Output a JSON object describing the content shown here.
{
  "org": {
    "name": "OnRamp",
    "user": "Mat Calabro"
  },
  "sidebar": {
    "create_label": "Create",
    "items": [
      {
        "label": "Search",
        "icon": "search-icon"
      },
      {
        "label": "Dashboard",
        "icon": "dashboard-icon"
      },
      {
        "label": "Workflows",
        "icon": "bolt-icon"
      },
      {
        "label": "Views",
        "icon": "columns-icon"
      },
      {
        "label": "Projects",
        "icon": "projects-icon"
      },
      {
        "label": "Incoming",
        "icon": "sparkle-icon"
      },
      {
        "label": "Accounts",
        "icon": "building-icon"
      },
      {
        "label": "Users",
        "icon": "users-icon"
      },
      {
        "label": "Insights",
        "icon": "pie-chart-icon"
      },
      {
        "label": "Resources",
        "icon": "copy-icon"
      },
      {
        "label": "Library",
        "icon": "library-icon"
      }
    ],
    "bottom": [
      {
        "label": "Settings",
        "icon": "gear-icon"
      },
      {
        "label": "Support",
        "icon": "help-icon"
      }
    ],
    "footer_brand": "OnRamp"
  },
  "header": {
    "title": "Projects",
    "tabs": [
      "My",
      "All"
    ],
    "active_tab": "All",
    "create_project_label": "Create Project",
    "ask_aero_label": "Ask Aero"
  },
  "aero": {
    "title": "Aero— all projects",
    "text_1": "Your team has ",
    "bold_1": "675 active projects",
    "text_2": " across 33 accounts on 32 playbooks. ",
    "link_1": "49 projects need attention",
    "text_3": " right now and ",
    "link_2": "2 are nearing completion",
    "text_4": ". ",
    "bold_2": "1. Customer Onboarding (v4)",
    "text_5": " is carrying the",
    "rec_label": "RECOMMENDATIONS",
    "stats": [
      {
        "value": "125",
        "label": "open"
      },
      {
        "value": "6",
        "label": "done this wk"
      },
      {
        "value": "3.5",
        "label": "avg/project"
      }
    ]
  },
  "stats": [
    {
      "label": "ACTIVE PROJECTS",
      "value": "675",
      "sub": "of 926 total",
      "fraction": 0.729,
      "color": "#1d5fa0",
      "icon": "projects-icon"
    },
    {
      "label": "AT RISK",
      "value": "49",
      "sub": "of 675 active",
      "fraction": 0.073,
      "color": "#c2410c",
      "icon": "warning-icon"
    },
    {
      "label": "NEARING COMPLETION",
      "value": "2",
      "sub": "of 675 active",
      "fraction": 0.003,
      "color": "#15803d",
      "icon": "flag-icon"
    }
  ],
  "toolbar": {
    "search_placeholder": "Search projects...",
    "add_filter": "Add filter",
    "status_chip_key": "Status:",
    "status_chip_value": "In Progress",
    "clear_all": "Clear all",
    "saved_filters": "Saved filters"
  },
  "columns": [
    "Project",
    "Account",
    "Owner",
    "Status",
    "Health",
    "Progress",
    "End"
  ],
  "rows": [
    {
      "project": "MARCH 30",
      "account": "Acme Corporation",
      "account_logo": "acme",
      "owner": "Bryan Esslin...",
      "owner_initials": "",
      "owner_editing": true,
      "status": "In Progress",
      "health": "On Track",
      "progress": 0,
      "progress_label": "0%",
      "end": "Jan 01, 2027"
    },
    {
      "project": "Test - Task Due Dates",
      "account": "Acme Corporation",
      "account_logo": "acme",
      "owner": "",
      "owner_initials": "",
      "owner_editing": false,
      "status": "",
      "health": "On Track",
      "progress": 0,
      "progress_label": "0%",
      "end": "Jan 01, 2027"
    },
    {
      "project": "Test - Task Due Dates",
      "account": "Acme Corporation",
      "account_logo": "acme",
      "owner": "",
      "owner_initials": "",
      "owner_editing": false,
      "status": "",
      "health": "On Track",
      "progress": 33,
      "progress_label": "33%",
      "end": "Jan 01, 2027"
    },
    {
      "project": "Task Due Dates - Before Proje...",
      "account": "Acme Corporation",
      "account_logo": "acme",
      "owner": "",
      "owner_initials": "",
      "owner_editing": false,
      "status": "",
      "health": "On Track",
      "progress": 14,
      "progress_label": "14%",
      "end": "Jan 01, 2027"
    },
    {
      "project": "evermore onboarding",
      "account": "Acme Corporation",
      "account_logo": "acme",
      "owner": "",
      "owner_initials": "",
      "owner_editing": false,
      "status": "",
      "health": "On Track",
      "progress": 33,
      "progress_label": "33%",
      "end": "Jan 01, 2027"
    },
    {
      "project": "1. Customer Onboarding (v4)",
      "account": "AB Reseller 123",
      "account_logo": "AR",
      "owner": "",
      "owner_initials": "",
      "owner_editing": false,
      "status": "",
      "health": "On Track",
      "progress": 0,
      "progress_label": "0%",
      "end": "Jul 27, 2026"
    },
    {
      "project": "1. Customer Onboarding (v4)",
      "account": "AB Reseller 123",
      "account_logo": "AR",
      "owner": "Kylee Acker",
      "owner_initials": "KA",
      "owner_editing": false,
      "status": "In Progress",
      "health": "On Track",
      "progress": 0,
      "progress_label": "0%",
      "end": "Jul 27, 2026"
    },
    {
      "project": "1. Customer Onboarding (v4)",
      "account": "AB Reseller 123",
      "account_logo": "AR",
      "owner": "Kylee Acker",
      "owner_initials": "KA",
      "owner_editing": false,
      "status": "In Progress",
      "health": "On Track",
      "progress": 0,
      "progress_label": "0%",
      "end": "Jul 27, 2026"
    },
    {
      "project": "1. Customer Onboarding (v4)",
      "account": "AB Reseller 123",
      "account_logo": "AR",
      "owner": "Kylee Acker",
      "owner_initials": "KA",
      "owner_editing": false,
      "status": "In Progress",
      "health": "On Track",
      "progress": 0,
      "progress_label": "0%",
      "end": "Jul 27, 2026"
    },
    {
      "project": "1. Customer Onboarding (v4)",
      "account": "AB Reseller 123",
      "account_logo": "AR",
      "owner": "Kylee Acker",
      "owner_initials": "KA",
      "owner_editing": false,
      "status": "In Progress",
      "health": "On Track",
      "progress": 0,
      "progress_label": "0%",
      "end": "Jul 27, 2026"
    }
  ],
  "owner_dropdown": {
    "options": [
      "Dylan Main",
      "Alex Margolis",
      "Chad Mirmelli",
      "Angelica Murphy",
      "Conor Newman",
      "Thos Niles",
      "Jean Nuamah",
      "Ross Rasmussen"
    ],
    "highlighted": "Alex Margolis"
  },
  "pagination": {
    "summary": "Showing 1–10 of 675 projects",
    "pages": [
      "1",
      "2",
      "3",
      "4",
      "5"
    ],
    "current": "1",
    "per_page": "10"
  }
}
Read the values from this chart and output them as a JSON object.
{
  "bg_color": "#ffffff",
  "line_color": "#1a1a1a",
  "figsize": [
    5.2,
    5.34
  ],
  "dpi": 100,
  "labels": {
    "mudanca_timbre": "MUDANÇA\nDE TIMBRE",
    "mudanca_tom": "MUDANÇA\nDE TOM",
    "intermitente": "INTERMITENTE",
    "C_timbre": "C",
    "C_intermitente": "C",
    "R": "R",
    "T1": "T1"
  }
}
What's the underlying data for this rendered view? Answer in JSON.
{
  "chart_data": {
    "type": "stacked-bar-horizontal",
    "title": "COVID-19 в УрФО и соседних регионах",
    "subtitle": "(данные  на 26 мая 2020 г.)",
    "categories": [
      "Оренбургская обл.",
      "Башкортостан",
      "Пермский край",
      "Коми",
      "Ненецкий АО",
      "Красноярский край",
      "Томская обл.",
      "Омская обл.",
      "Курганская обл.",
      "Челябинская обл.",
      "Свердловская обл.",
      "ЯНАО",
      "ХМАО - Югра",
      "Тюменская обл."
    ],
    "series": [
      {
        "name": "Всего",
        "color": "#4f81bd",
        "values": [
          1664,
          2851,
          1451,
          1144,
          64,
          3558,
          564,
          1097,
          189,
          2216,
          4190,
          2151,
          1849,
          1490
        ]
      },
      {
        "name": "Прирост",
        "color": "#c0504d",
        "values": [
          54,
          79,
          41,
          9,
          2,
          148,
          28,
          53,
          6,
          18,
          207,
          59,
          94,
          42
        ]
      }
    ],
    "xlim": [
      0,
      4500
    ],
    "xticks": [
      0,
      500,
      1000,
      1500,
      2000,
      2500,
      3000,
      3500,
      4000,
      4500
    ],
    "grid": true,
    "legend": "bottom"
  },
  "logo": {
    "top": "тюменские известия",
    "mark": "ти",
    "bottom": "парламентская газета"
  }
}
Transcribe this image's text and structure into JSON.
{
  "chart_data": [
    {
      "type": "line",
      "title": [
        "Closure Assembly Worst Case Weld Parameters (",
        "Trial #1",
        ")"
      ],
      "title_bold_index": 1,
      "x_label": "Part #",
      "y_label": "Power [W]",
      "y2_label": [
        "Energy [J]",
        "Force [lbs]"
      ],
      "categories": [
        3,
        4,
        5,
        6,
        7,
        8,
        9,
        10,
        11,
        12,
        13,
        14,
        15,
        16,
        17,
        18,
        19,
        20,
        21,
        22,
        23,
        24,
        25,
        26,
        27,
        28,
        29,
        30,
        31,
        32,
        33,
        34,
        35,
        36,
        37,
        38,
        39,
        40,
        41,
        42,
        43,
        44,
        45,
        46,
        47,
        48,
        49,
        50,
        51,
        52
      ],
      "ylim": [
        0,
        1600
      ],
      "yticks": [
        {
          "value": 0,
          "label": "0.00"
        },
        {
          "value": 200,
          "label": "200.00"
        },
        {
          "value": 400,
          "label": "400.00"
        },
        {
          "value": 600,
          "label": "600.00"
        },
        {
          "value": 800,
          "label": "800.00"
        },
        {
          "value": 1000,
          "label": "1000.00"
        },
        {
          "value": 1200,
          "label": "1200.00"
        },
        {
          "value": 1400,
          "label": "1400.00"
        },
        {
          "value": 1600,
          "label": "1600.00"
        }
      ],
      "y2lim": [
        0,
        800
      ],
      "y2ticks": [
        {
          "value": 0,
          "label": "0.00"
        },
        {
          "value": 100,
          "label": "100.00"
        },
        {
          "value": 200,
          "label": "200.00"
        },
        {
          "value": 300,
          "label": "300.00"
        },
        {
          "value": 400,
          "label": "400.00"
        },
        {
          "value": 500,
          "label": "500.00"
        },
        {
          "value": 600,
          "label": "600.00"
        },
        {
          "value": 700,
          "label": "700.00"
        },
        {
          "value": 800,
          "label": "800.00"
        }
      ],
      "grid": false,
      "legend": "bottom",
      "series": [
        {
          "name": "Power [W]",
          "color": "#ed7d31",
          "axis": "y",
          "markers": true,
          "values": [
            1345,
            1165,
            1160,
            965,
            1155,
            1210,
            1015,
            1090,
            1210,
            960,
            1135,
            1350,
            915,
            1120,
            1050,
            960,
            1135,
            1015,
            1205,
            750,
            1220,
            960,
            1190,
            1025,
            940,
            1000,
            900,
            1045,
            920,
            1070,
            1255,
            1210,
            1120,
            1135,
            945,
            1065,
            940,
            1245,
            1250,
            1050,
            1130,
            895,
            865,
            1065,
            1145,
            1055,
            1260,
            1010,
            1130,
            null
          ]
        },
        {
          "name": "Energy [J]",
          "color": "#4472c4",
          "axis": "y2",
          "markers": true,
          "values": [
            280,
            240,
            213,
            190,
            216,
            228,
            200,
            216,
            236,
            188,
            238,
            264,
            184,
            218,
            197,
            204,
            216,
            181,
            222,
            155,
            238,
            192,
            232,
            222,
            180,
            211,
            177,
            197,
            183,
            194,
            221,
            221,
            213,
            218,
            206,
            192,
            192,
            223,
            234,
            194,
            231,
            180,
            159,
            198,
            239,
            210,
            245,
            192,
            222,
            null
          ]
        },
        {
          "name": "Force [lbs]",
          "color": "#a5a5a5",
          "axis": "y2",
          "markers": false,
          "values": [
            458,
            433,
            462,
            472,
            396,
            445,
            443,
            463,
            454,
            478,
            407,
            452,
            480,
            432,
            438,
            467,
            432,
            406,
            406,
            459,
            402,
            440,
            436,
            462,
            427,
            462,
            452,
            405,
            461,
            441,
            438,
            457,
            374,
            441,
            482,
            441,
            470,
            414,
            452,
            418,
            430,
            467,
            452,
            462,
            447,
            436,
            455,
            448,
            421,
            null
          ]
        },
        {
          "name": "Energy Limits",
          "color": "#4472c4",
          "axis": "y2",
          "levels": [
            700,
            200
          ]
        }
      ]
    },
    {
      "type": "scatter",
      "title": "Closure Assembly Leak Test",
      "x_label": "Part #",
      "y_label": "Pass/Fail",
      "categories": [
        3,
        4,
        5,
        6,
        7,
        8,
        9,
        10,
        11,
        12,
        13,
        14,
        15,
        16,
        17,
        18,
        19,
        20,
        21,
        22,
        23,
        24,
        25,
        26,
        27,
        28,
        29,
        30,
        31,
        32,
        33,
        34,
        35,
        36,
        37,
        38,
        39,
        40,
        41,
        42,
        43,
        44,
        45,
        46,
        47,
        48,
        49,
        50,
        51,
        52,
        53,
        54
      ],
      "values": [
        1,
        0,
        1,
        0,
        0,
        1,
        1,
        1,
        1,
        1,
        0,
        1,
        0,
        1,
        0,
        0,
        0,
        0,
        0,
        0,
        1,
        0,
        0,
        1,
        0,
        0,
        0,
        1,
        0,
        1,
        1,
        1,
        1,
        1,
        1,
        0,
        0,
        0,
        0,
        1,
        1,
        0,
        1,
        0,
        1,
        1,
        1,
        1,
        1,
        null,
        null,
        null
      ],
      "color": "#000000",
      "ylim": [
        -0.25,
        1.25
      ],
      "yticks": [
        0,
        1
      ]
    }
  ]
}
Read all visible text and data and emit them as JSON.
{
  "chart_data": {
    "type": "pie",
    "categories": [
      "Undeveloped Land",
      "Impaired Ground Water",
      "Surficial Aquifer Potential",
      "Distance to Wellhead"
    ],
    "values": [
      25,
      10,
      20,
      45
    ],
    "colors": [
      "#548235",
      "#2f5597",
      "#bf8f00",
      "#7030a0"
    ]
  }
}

----------------------------------------

Gather each line in the entries above where the string "fraction" is found.

      "fraction": 0.729,
      "fraction": 0.073,
      "fraction": 0.003,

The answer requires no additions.